■ Request: Report the count of lines where the string "JSON" appears, and nothing else.

■ Dataset:
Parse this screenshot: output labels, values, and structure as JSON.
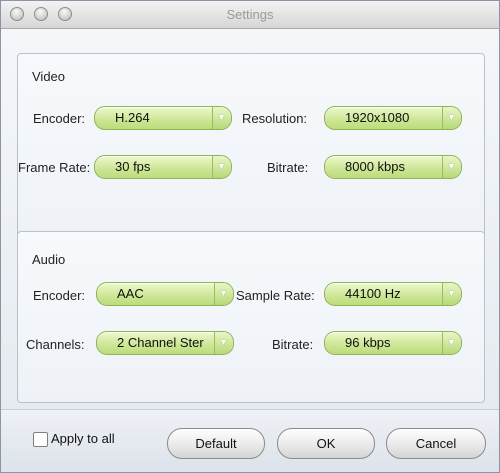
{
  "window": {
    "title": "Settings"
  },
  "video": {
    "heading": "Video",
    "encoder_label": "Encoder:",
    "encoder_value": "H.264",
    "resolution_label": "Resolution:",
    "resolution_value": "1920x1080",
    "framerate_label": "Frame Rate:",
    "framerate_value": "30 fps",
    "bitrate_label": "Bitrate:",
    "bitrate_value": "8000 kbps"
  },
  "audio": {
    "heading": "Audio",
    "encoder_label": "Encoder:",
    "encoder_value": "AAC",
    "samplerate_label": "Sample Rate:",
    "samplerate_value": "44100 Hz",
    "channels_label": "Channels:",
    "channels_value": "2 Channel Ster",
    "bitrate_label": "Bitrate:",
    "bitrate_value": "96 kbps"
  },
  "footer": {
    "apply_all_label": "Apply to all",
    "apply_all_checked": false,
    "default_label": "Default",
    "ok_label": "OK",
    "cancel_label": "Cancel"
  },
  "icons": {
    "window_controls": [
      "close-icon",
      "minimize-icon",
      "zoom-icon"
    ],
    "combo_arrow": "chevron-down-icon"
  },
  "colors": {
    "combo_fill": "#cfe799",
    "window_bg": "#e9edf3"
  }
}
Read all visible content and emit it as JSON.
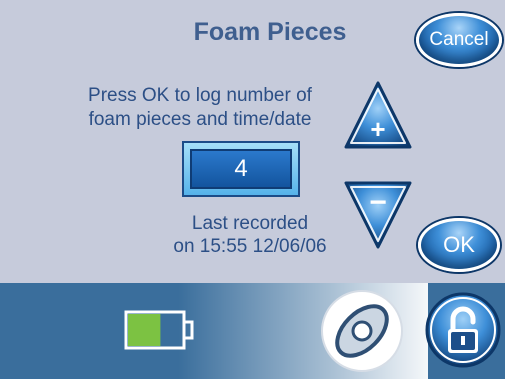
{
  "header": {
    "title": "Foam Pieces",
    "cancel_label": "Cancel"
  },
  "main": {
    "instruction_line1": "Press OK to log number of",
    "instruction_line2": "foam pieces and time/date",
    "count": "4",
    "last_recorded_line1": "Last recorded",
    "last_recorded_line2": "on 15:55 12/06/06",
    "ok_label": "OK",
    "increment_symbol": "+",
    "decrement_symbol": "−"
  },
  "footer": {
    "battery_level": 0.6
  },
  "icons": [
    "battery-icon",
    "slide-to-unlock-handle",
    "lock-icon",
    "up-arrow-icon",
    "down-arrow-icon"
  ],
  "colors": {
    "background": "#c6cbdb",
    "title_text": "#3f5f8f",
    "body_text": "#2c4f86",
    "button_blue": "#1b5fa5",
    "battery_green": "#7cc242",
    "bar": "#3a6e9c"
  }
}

■ In response: 2